Data items

————

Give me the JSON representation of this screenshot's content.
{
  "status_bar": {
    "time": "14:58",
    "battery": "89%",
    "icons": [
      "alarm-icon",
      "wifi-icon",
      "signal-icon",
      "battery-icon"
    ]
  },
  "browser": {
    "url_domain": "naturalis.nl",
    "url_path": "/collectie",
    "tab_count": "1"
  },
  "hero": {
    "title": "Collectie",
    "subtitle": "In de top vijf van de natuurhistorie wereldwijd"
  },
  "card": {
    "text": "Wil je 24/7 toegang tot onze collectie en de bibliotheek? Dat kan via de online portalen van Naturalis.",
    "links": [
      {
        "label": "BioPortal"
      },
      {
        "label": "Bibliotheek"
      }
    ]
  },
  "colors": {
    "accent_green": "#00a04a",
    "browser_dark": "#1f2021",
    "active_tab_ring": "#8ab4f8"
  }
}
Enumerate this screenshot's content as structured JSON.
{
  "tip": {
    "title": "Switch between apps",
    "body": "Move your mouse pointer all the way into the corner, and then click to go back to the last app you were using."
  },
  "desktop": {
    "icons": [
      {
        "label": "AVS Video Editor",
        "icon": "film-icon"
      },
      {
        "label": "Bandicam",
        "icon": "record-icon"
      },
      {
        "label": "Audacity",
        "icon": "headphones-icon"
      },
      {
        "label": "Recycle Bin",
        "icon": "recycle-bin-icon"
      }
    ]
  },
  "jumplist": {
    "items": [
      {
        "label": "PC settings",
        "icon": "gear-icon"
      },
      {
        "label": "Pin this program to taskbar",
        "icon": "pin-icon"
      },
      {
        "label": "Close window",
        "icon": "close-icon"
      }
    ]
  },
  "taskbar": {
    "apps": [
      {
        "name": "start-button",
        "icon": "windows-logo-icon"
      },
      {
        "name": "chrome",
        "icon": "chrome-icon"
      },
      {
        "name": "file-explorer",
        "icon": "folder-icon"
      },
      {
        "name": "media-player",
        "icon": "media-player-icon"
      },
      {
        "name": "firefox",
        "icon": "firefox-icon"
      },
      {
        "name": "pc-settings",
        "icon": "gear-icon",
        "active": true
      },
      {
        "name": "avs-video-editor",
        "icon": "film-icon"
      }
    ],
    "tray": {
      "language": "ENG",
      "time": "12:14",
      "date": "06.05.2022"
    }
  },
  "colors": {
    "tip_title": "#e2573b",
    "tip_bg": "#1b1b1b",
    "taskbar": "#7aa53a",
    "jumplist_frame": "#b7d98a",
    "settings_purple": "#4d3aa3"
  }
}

————

Short task:
Identify the lines in the entries above that contain "JSON", then copy them out.

Written reply:
Give me the JSON representation of this screenshot's content.
Enumerate this screenshot's content as structured JSON.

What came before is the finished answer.